▸ **Required work**:
Using the listing below, please gather every line containing the word "this".

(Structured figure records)
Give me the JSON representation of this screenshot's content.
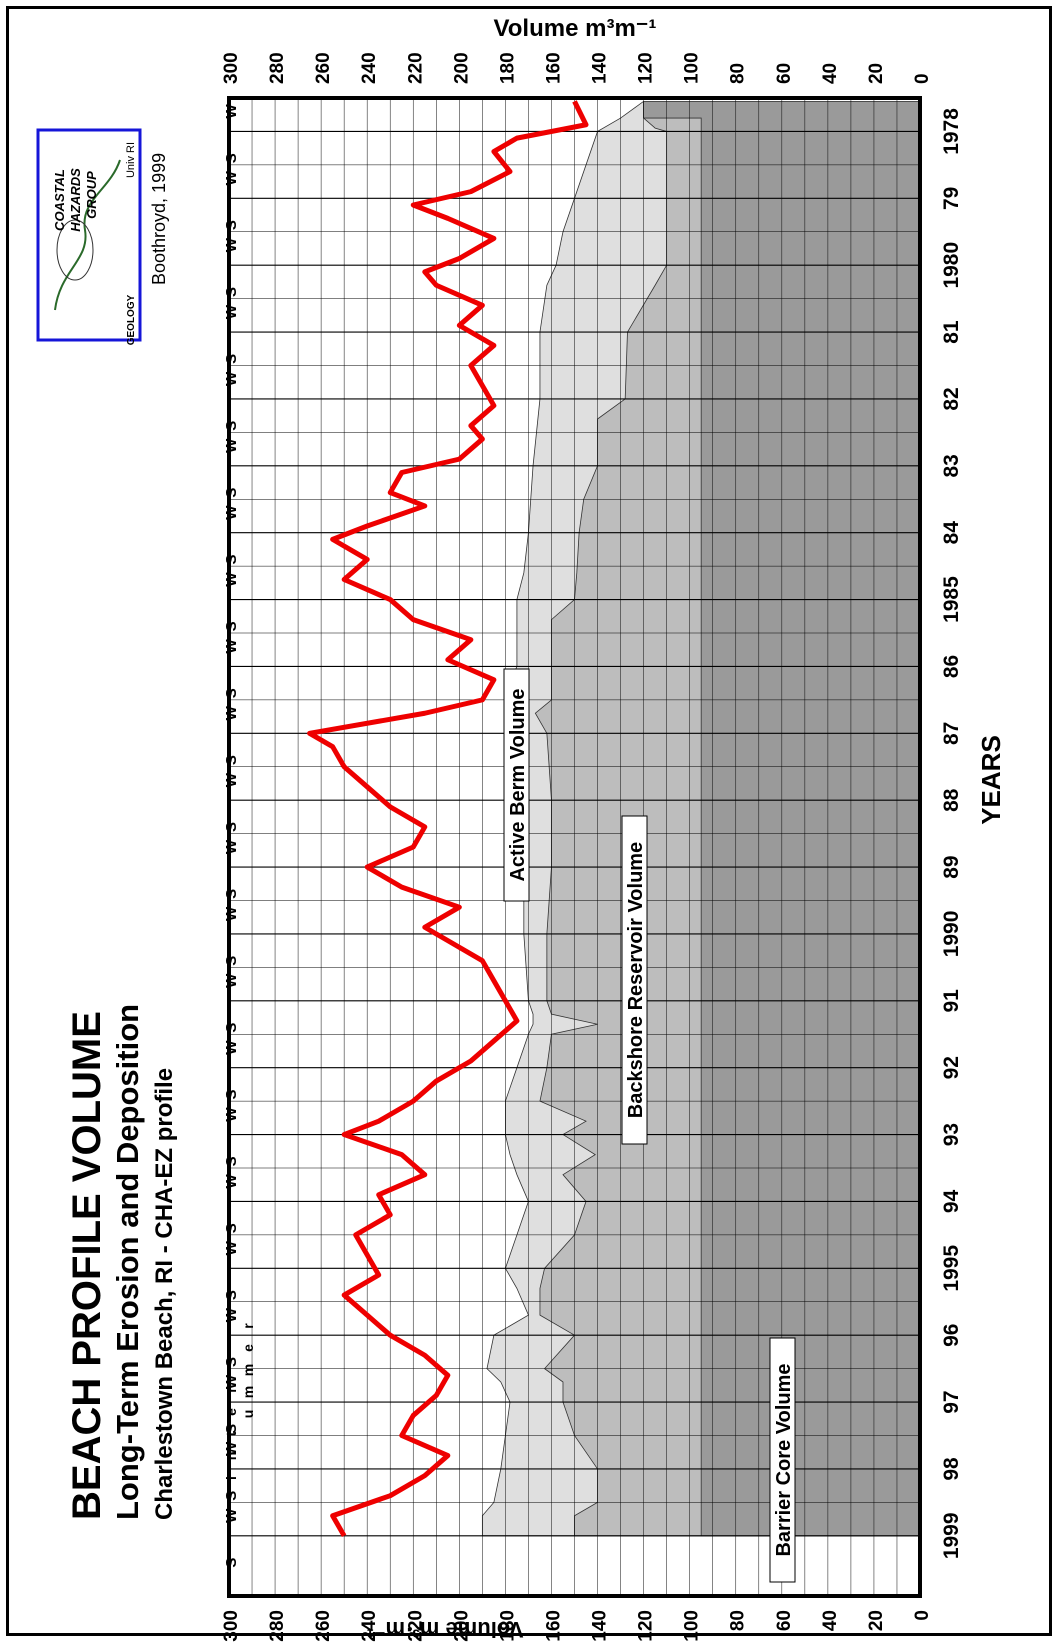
{
  "chart_data": {
    "type": "area",
    "title": "BEACH PROFILE VOLUME",
    "subtitle": "Long-Term Erosion and Deposition",
    "subtitle2": "Charlestown Beach, RI  -  CHA-EZ profile",
    "credit": "Boothroyd, 1999",
    "xlabel": "YEARS",
    "ylabel_left": "Volume   m³·m⁻¹",
    "ylabel_right": "Volume   m³m⁻¹",
    "ylim": [
      0,
      300
    ],
    "xlim": [
      1977.5,
      1999.9
    ],
    "y_ticks": [
      "0",
      "20",
      "40",
      "60",
      "80",
      "100",
      "120",
      "140",
      "160",
      "180",
      "200",
      "220",
      "240",
      "260",
      "280",
      "300"
    ],
    "x_ticks": [
      {
        "year": 1978,
        "label": "1978"
      },
      {
        "year": 1979,
        "label": "79"
      },
      {
        "year": 1980,
        "label": "1980"
      },
      {
        "year": 1981,
        "label": "81"
      },
      {
        "year": 1982,
        "label": "82"
      },
      {
        "year": 1983,
        "label": "83"
      },
      {
        "year": 1984,
        "label": "84"
      },
      {
        "year": 1985,
        "label": "1985"
      },
      {
        "year": 1986,
        "label": "86"
      },
      {
        "year": 1987,
        "label": "87"
      },
      {
        "year": 1988,
        "label": "88"
      },
      {
        "year": 1989,
        "label": "89"
      },
      {
        "year": 1990,
        "label": "1990"
      },
      {
        "year": 1991,
        "label": "91"
      },
      {
        "year": 1992,
        "label": "92"
      },
      {
        "year": 1993,
        "label": "93"
      },
      {
        "year": 1994,
        "label": "94"
      },
      {
        "year": 1995,
        "label": "1995"
      },
      {
        "year": 1996,
        "label": "96"
      },
      {
        "year": 1997,
        "label": "97"
      },
      {
        "year": 1998,
        "label": "98"
      },
      {
        "year": 1999,
        "label": "1999"
      }
    ],
    "grid": true,
    "season_legend": {
      "winter": "W",
      "summer": "S",
      "winter_word": "inter",
      "summer_word": "ummer",
      "winter_color": "#1515d8",
      "summer_color": "#19b319"
    },
    "regions": [
      {
        "name": "Barrier Core Volume",
        "color": "#9a9a9a",
        "x": [
          1977.55,
          1977.8,
          1977.8,
          1978.1,
          1999.0
        ],
        "y": [
          120,
          120,
          95,
          95,
          95
        ]
      },
      {
        "name": "Backshore Reservoir Volume",
        "color": "#bdbdbd",
        "x": [
          1977.55,
          1977.8,
          1977.95,
          1978.0,
          1980.0,
          1980.3,
          1981.0,
          1982.0,
          1982.3,
          1983.0,
          1983.5,
          1984.0,
          1984.6,
          1985.0,
          1985.3,
          1986.0,
          1986.5,
          1986.7,
          1987.0,
          1988.0,
          1989.0,
          1990.0,
          1991.0,
          1991.2,
          1991.35,
          1991.5,
          1992.0,
          1992.5,
          1992.8,
          1993.0,
          1993.3,
          1993.6,
          1994.0,
          1994.5,
          1995.0,
          1995.3,
          1995.7,
          1996.0,
          1996.5,
          1996.7,
          1997.0,
          1997.5,
          1998.0,
          1998.5,
          1998.7,
          1999.0
        ],
        "y": [
          120,
          120,
          115,
          110,
          110,
          115,
          127,
          128,
          140,
          140,
          146,
          148,
          149,
          150,
          160,
          160,
          160,
          167,
          162,
          160,
          160,
          162,
          162,
          160,
          140,
          160,
          162,
          165,
          145,
          155,
          141,
          155,
          145,
          150,
          163,
          165,
          165,
          150,
          163,
          155,
          155,
          150,
          140,
          140,
          150,
          150
        ]
      },
      {
        "name": "Active Berm Volume",
        "color": "#dfdfdf",
        "x": [
          1977.55,
          1977.8,
          1978.0,
          1979.0,
          1979.5,
          1980.0,
          1980.3,
          1981.0,
          1982.0,
          1983.0,
          1984.0,
          1984.6,
          1985.0,
          1986.0,
          1986.4,
          1986.6,
          1987.0,
          1988.0,
          1989.0,
          1990.0,
          1991.0,
          1991.2,
          1991.35,
          1991.5,
          1992.0,
          1992.5,
          1992.8,
          1993.0,
          1993.3,
          1993.6,
          1994.0,
          1994.5,
          1995.0,
          1995.3,
          1995.7,
          1996.0,
          1996.5,
          1996.7,
          1997.0,
          1997.5,
          1998.0,
          1998.5,
          1998.7,
          1999.0
        ],
        "y": [
          120,
          130,
          140,
          150,
          155,
          158,
          162,
          165,
          165,
          168,
          170,
          172,
          175,
          175,
          180,
          180,
          178,
          175,
          172,
          172,
          170,
          168,
          168,
          170,
          175,
          180,
          180,
          180,
          178,
          175,
          170,
          175,
          180,
          175,
          170,
          185,
          188,
          182,
          178,
          180,
          182,
          185,
          190,
          190
        ]
      }
    ],
    "series": [
      {
        "name": "",
        "color": "#ee0000",
        "x": [
          1977.55,
          1977.9,
          1978.1,
          1978.3,
          1978.6,
          1978.9,
          1979.1,
          1979.3,
          1979.6,
          1979.9,
          1980.1,
          1980.3,
          1980.6,
          1980.9,
          1981.2,
          1981.5,
          1981.8,
          1982.1,
          1982.4,
          1982.6,
          1982.9,
          1983.1,
          1983.4,
          1983.6,
          1983.9,
          1984.1,
          1984.4,
          1984.7,
          1985.0,
          1985.3,
          1985.6,
          1985.9,
          1986.2,
          1986.5,
          1986.7,
          1987.0,
          1987.2,
          1987.5,
          1987.8,
          1988.1,
          1988.4,
          1988.7,
          1989.0,
          1989.3,
          1989.6,
          1989.9,
          1990.1,
          1990.4,
          1990.7,
          1991.0,
          1991.3,
          1991.6,
          1991.9,
          1992.2,
          1992.5,
          1992.8,
          1993.0,
          1993.3,
          1993.6,
          1993.9,
          1994.2,
          1994.5,
          1994.8,
          1995.1,
          1995.4,
          1995.7,
          1996.0,
          1996.3,
          1996.6,
          1996.9,
          1997.2,
          1997.5,
          1997.8,
          1998.1,
          1998.4,
          1998.7,
          1999.0
        ],
        "y": [
          150,
          145,
          175,
          185,
          178,
          195,
          220,
          205,
          185,
          200,
          215,
          210,
          190,
          200,
          185,
          195,
          190,
          185,
          195,
          190,
          200,
          225,
          230,
          215,
          240,
          255,
          240,
          250,
          230,
          220,
          195,
          205,
          185,
          190,
          215,
          265,
          255,
          250,
          240,
          230,
          215,
          220,
          240,
          225,
          200,
          215,
          205,
          190,
          185,
          180,
          175,
          185,
          195,
          210,
          220,
          235,
          250,
          225,
          215,
          235,
          230,
          245,
          240,
          235,
          250,
          240,
          230,
          215,
          205,
          210,
          220,
          225,
          205,
          215,
          230,
          255,
          250
        ]
      }
    ],
    "season_marks": [
      {
        "year": 1977.7,
        "label": "W"
      },
      {
        "year": 1978.4,
        "label": "S"
      },
      {
        "year": 1978.7,
        "label": "W"
      },
      {
        "year": 1979.4,
        "label": "S"
      },
      {
        "year": 1979.7,
        "label": "W"
      },
      {
        "year": 1980.4,
        "label": "S"
      },
      {
        "year": 1980.7,
        "label": "W"
      },
      {
        "year": 1981.4,
        "label": "S"
      },
      {
        "year": 1981.7,
        "label": "W"
      },
      {
        "year": 1982.4,
        "label": "S"
      },
      {
        "year": 1982.7,
        "label": "W"
      },
      {
        "year": 1983.4,
        "label": "S"
      },
      {
        "year": 1983.7,
        "label": "W"
      },
      {
        "year": 1984.4,
        "label": "S"
      },
      {
        "year": 1984.7,
        "label": "W"
      },
      {
        "year": 1985.4,
        "label": "S"
      },
      {
        "year": 1985.7,
        "label": "W"
      },
      {
        "year": 1986.4,
        "label": "S"
      },
      {
        "year": 1986.7,
        "label": "W"
      },
      {
        "year": 1987.4,
        "label": "S"
      },
      {
        "year": 1987.7,
        "label": "W"
      },
      {
        "year": 1988.4,
        "label": "S"
      },
      {
        "year": 1988.7,
        "label": "W"
      },
      {
        "year": 1989.4,
        "label": "S"
      },
      {
        "year": 1989.7,
        "label": "W"
      },
      {
        "year": 1990.4,
        "label": "S"
      },
      {
        "year": 1990.7,
        "label": "W"
      },
      {
        "year": 1991.4,
        "label": "S"
      },
      {
        "year": 1991.7,
        "label": "W"
      },
      {
        "year": 1992.4,
        "label": "S"
      },
      {
        "year": 1992.7,
        "label": "W"
      },
      {
        "year": 1993.4,
        "label": "S"
      },
      {
        "year": 1993.7,
        "label": "W"
      },
      {
        "year": 1994.4,
        "label": "S"
      },
      {
        "year": 1994.7,
        "label": "W"
      },
      {
        "year": 1995.4,
        "label": "S"
      },
      {
        "year": 1995.7,
        "label": "W"
      },
      {
        "year": 1996.4,
        "label": "S"
      },
      {
        "year": 1996.7,
        "label": "W"
      },
      {
        "year": 1997.4,
        "label": "S"
      },
      {
        "year": 1997.7,
        "label": "W"
      },
      {
        "year": 1998.4,
        "label": "S"
      },
      {
        "year": 1998.7,
        "label": "W"
      },
      {
        "year": 1999.4,
        "label": "S"
      }
    ],
    "logo": {
      "line1": "COASTAL",
      "line2": "HAZARDS",
      "line3": "GROUP",
      "corner": "Univ RI",
      "bottom": "GEOLOGY",
      "color": "#1515d8",
      "text_color": "#ee0000"
    }
  }
}
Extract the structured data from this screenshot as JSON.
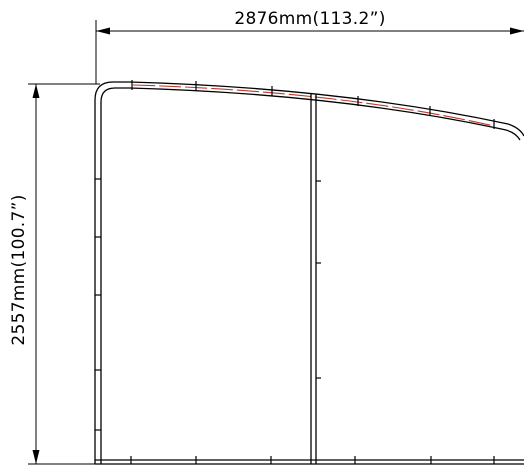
{
  "drawing": {
    "type": "technical-elevation",
    "width_dimension_label": "2876mm(113.2”)",
    "height_dimension_label": "2557mm(100.7”)",
    "colors": {
      "line": "#000000",
      "accent": "#c0392b",
      "background": "#ffffff"
    }
  }
}
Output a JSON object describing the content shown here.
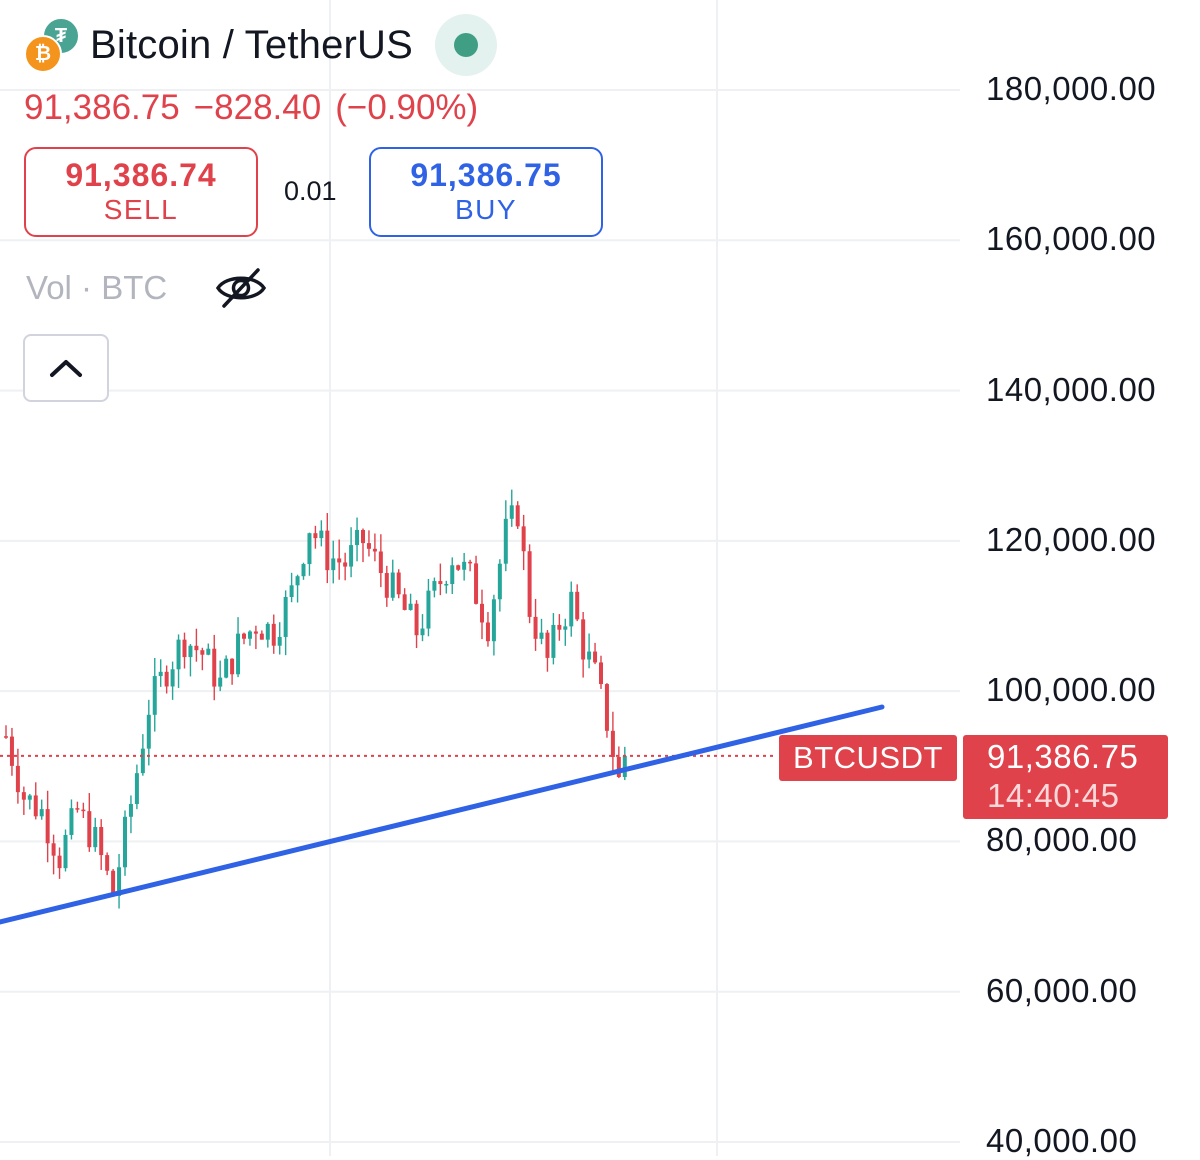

▸ **Expected output**:
Give me the JSON representation of this screenshot's content.
Extract the structured data from this screenshot as JSON.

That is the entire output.